Transcribe every line exactly and omit anything that is a picture.

[Saved entries]
-*-

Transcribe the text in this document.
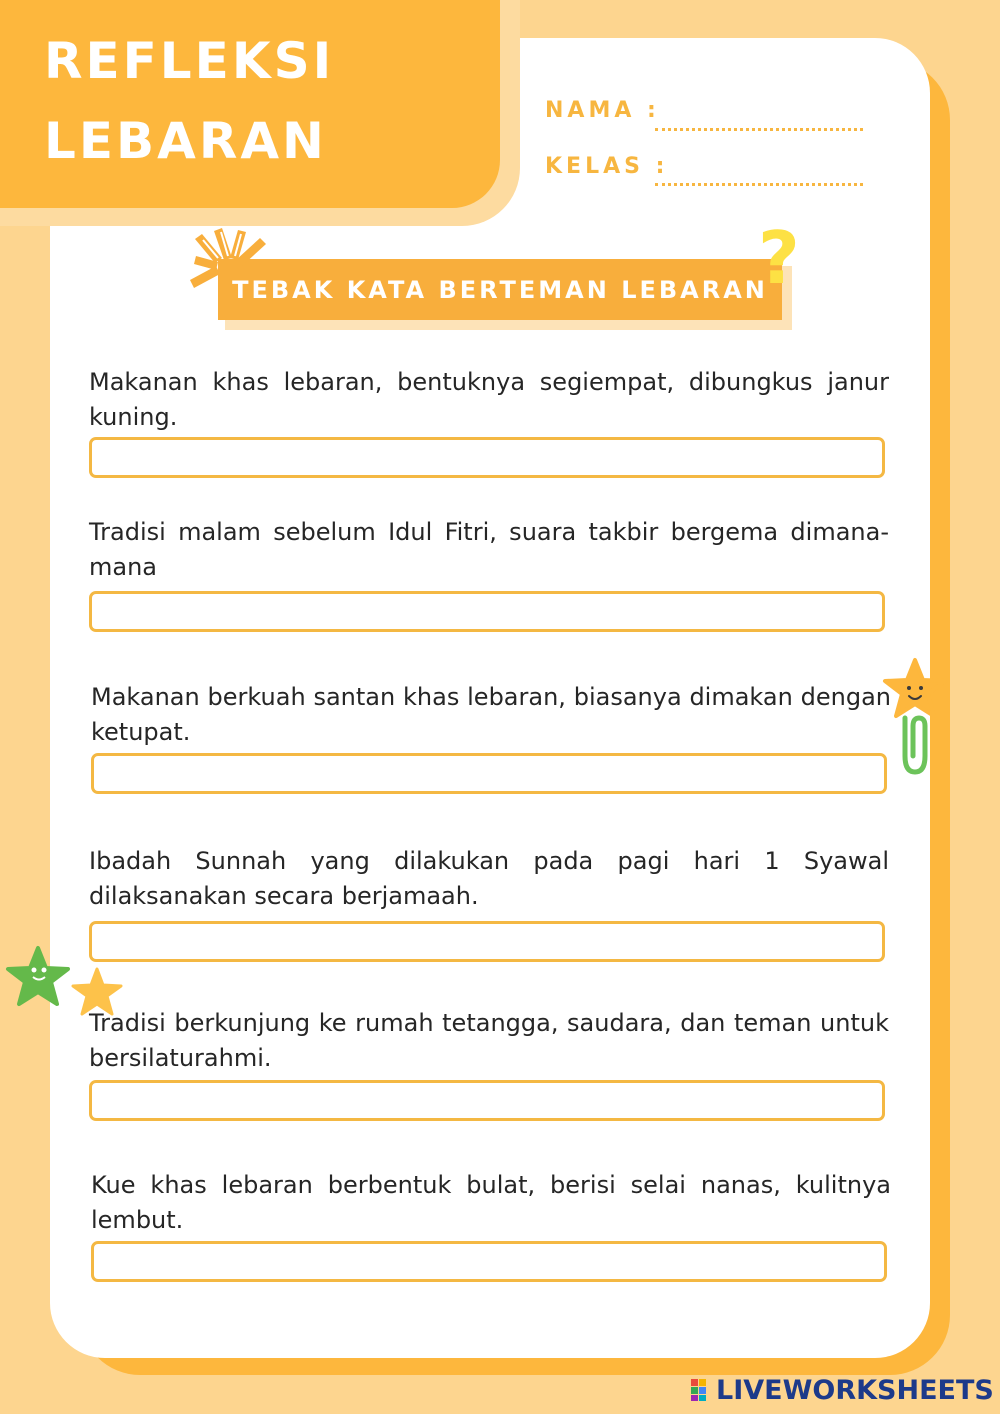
REFLEKSI
LEBARAN
NAMA :
KELAS :
TEBAK KATA BERTEMAN LEBARAN
?
Makanan khas lebaran, bentuknya segiempat, dibungkus janur kuning.
Tradisi malam sebelum Idul Fitri, suara takbir bergema dimana-mana
Makanan berkuah santan khas lebaran, biasanya dimakan dengan ketupat.
Ibadah Sunnah yang dilakukan pada pagi hari 1 Syawal dilaksanakan secara berjamaah.
Tradisi berkunjung ke rumah tetangga, saudara, dan teman untuk bersilaturahmi.
Kue khas lebaran berbentuk bulat, berisi selai nanas, kulitnya lembut.
LIVEWORKSHEETS
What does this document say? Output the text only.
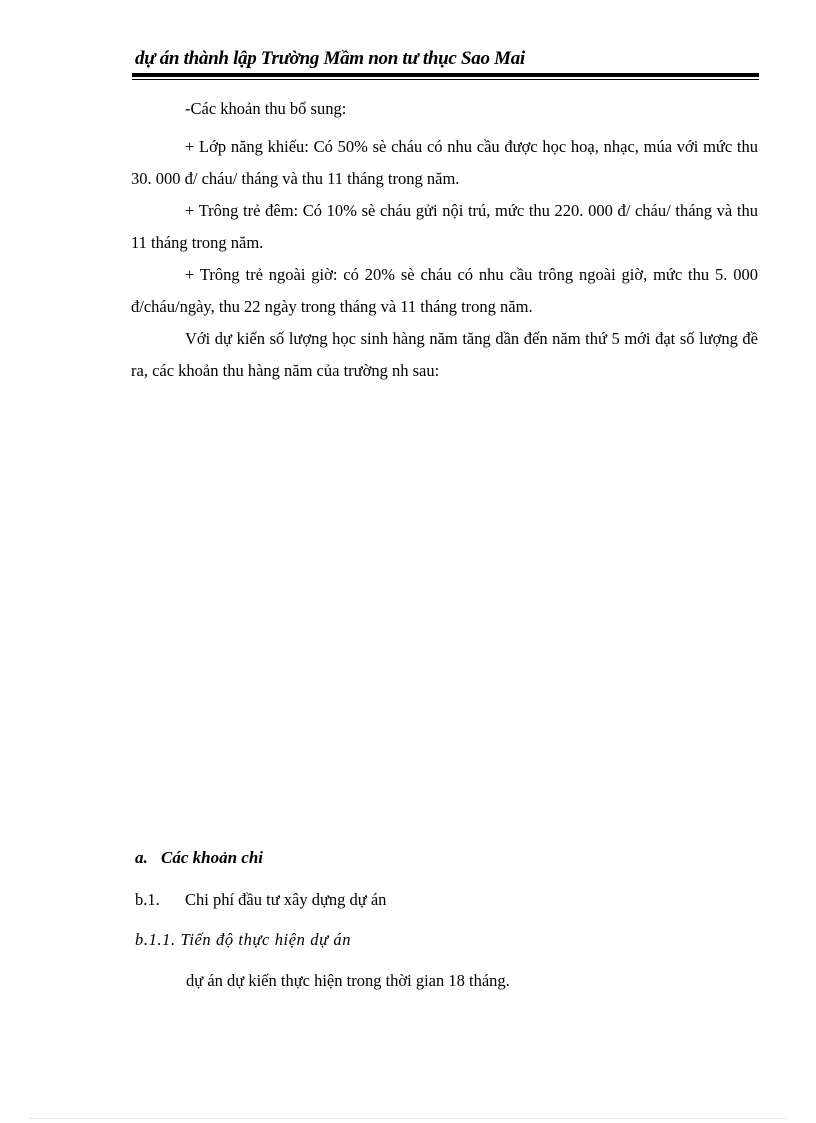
dự án thành lập Trường Mầm non tư thục Sao Mai
-Các khoản thu bổ sung:
+ Lớp năng khiếu: Có 50% sè cháu có nhu cầu được học hoạ, nhạc, múa với mức thu 30. 000 đ/ cháu/ tháng và thu 11 tháng trong năm.
+ Trông trẻ đêm: Có 10% sè cháu gửi nội trú, mức thu 220. 000 đ/ cháu/ tháng và thu 11 tháng trong năm.
+ Trông trẻ ngoài giờ: có 20% sè cháu có nhu cầu trông ngoài giờ, mức thu 5. 000 đ/cháu/ngày, thu 22 ngày trong tháng và 11 tháng trong năm.
Với dự kiến số lượng học sinh hàng năm tăng dần đến năm thứ 5 mới đạt số lượng đề ra, các khoản thu hàng năm của trường nh sau:
a. Các khoản chi
b.1. Chi phí đầu tư xây dựng dự án
b.1.1. Tiến độ thực hiện dự án
dự án dự kiến thực hiện trong thời gian 18 tháng.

-*-

[FULL RESPONSE]:
Transcribe the text in this document.
REFLEKSI
LEBARAN
NAMA :
KELAS :
TEBAK KATA BERTEMAN LEBARAN
?
Makanan khas lebaran, bentuknya segiempat, dibungkus janur kuning.
Tradisi malam sebelum Idul Fitri, suara takbir bergema dimana-mana
Makanan berkuah santan khas lebaran, biasanya dimakan dengan ketupat.
Ibadah Sunnah yang dilakukan pada pagi hari 1 Syawal dilaksanakan secara berjamaah.
Tradisi berkunjung ke rumah tetangga, saudara, dan teman untuk bersilaturahmi.
Kue khas lebaran berbentuk bulat, berisi selai nanas, kulitnya lembut.
LIVEWORKSHEETS
What does this document say? Output the text only.
dự án thành lập Trường Mầm non tư thục Sao Mai
-Các khoản thu bổ sung:
+ Lớp năng khiếu: Có 50% sè cháu có nhu cầu được học hoạ, nhạc, múa với mức thu 30. 000 đ/ cháu/ tháng và thu 11 tháng trong năm.
+ Trông trẻ đêm: Có 10% sè cháu gửi nội trú, mức thu 220. 000 đ/ cháu/ tháng và thu 11 tháng trong năm.
+ Trông trẻ ngoài giờ: có 20% sè cháu có nhu cầu trông ngoài giờ, mức thu 5. 000 đ/cháu/ngày, thu 22 ngày trong tháng và 11 tháng trong năm.
Với dự kiến số lượng học sinh hàng năm tăng dần đến năm thứ 5 mới đạt số lượng đề ra, các khoản thu hàng năm của trường nh sau:
a. Các khoản chi
b.1. Chi phí đầu tư xây dựng dự án
b.1.1. Tiến độ thực hiện dự án
dự án dự kiến thực hiện trong thời gian 18 tháng.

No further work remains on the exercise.